» **Objective**
Separate out the lines that hold "this".

» **Supplied data**
*****

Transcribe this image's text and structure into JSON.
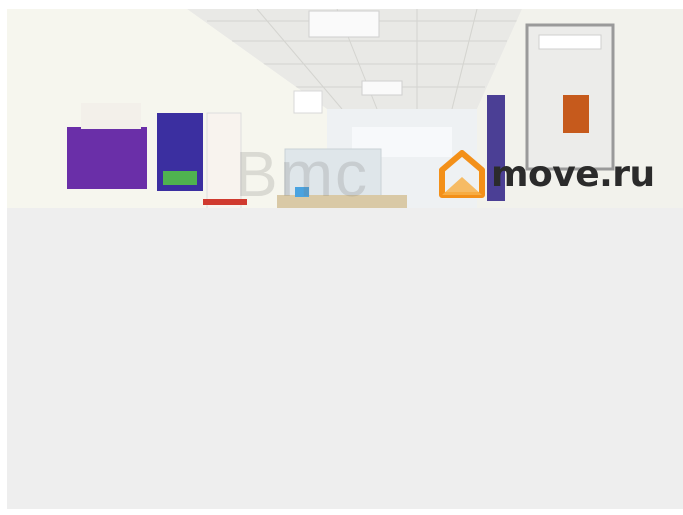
{
  "image": {
    "watermark_faint": "Bmc",
    "brand": {
      "name": "move.ru",
      "accent_color": "#f39019",
      "text_color": "#2b2b2b"
    },
    "background_color": "#eeeeee"
  }
}
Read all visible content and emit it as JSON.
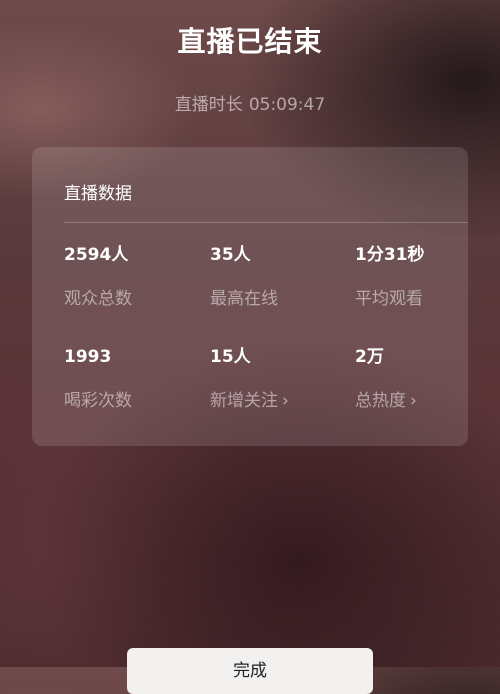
{
  "header": {
    "title": "直播已结束",
    "duration_label": "直播时长",
    "duration_value": "05:09:47"
  },
  "card": {
    "title": "直播数据",
    "stats": [
      {
        "value": "2594人",
        "label": "观众总数"
      },
      {
        "value": "35人",
        "label": "最高在线"
      },
      {
        "value": "1分31秒",
        "label": "平均观看"
      },
      {
        "value": "1993",
        "label": "喝彩次数"
      },
      {
        "value": "15人",
        "label": "新增关注"
      },
      {
        "value": "2万",
        "label": "总热度"
      }
    ]
  },
  "footer": {
    "done_label": "完成"
  },
  "icons": {
    "chevron": "chevron-right-icon"
  }
}
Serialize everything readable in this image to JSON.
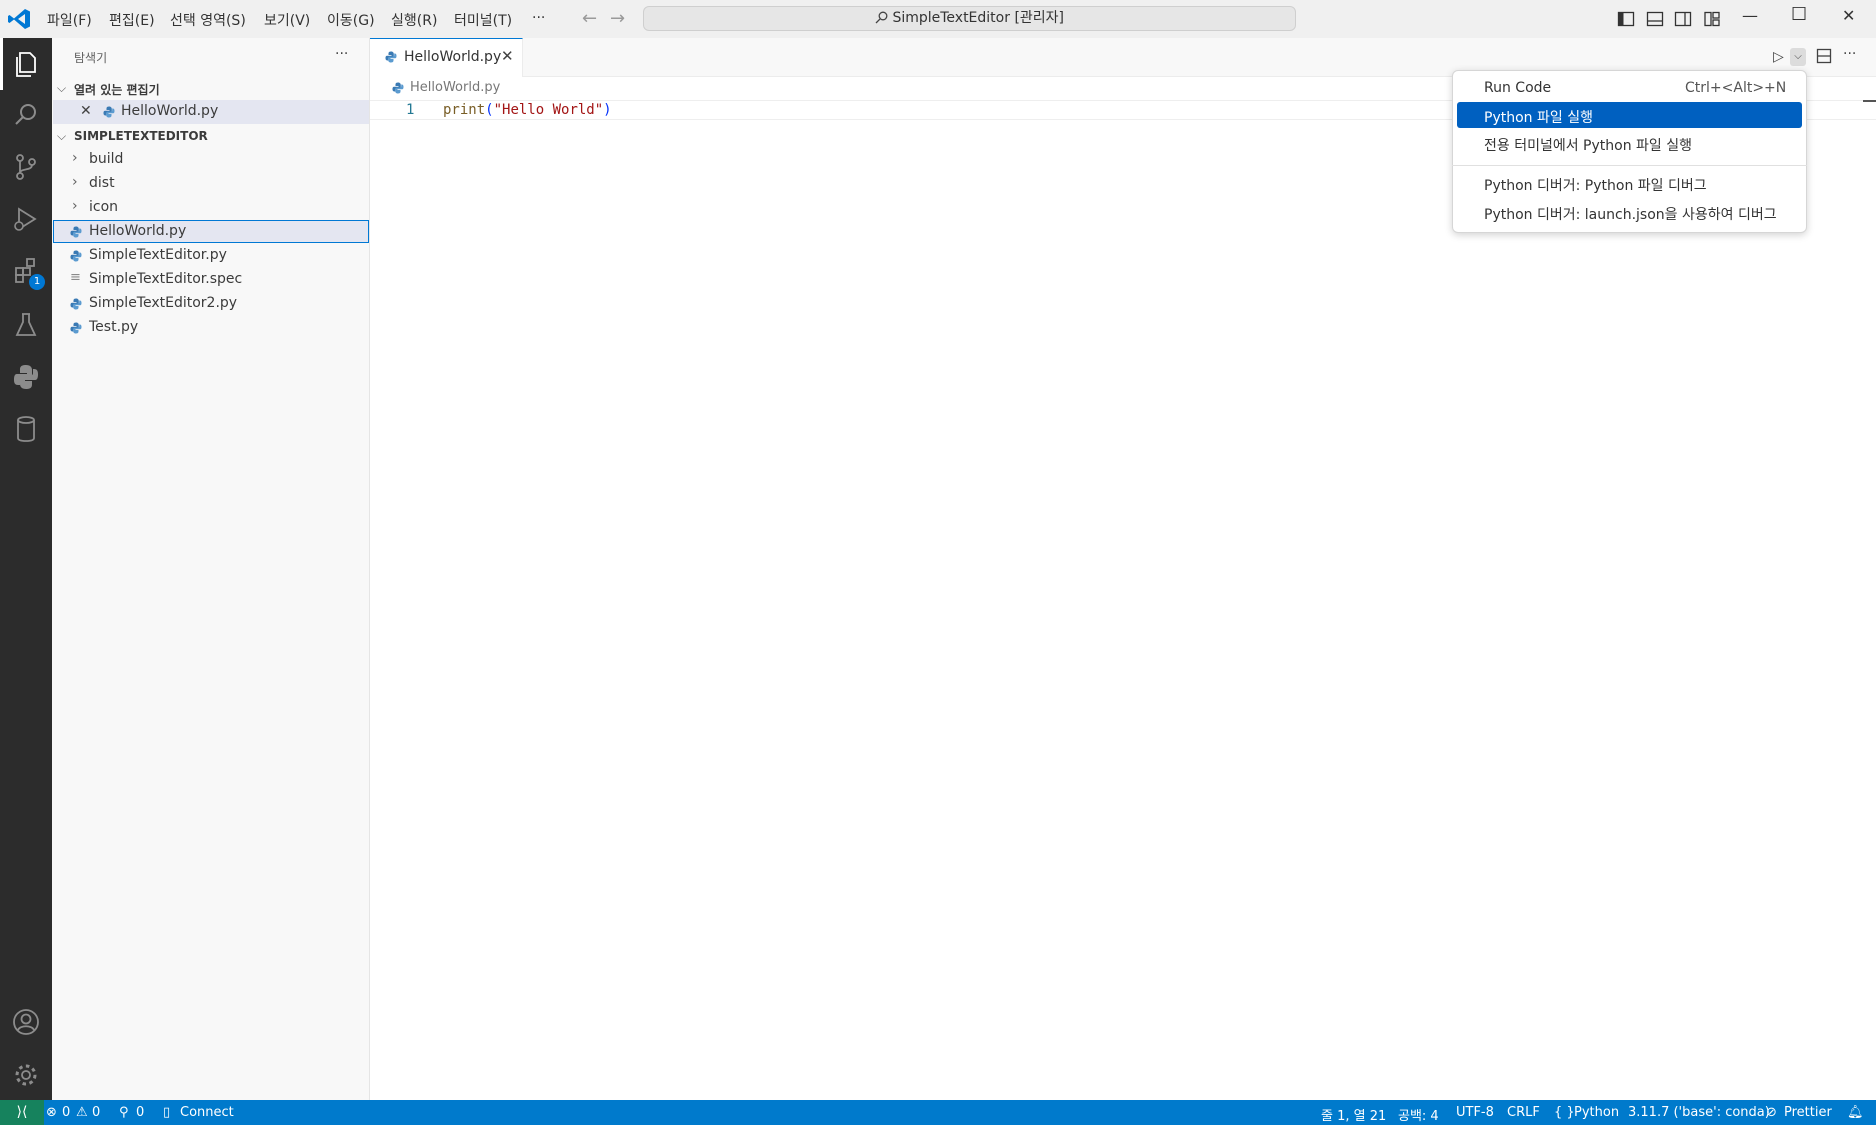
{
  "titlebar": {
    "menus": [
      "파일(F)",
      "편집(E)",
      "선택 영역(S)",
      "보기(V)",
      "이동(G)",
      "실행(R)",
      "터미널(T)",
      "···"
    ],
    "command_center": "SimpleTextEditor [관리자]",
    "nav_back": "←",
    "nav_forward": "→",
    "window_minimize": "—",
    "window_maximize": "☐",
    "window_close": "✕"
  },
  "activity_bar": {
    "extensions_badge": "1"
  },
  "sidebar": {
    "title": "탐색기",
    "more": "···",
    "open_editors_header": "열려 있는 편집기",
    "open_editors": [
      {
        "label": "HelloWorld.py"
      }
    ],
    "project_header": "SIMPLETEXTEDITOR",
    "folders": [
      "build",
      "dist",
      "icon"
    ],
    "files": [
      "HelloWorld.py",
      "SimpleTextEditor.py",
      "SimpleTextEditor.spec",
      "SimpleTextEditor2.py",
      "Test.py"
    ]
  },
  "editor": {
    "tab_label": "HelloWorld.py",
    "breadcrumb": "HelloWorld.py",
    "line_number": "1",
    "code": {
      "fn": "print",
      "open": "(",
      "str": "\"Hello World\"",
      "close": ")"
    },
    "more": "···"
  },
  "run_menu": {
    "items": [
      {
        "label": "Run Code",
        "shortcut": "Ctrl+<Alt>+N"
      },
      {
        "label": "Python 파일 실행",
        "shortcut": ""
      },
      {
        "label": "전용 터미널에서 Python 파일 실행",
        "shortcut": ""
      },
      {
        "label": "Python 디버거: Python 파일 디버그",
        "shortcut": ""
      },
      {
        "label": "Python 디버거: launch.json을 사용하여 디버그",
        "shortcut": ""
      }
    ],
    "highlighted_index": 1
  },
  "statusbar": {
    "errors": "0",
    "warnings": "0",
    "ports": "0",
    "connect": "Connect",
    "position": "줄 1, 열 21",
    "spaces": "공백: 4",
    "encoding": "UTF-8",
    "eol": "CRLF",
    "language": "Python",
    "interpreter": "3.11.7 ('base': conda)",
    "prettier": "Prettier"
  },
  "colors": {
    "accent": "#0078d4",
    "statusbar": "#007acc",
    "menu_highlight": "#0060c0",
    "activitybar": "#2c2c2c"
  }
}
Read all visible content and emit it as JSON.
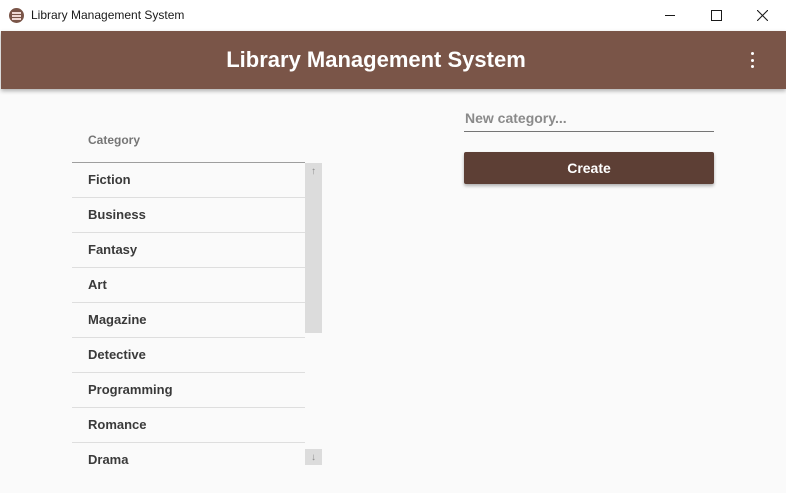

*****

» **Solution below**
Transcribe this image's text and structure into JSON.
Serialize everything readable in this image to JSON.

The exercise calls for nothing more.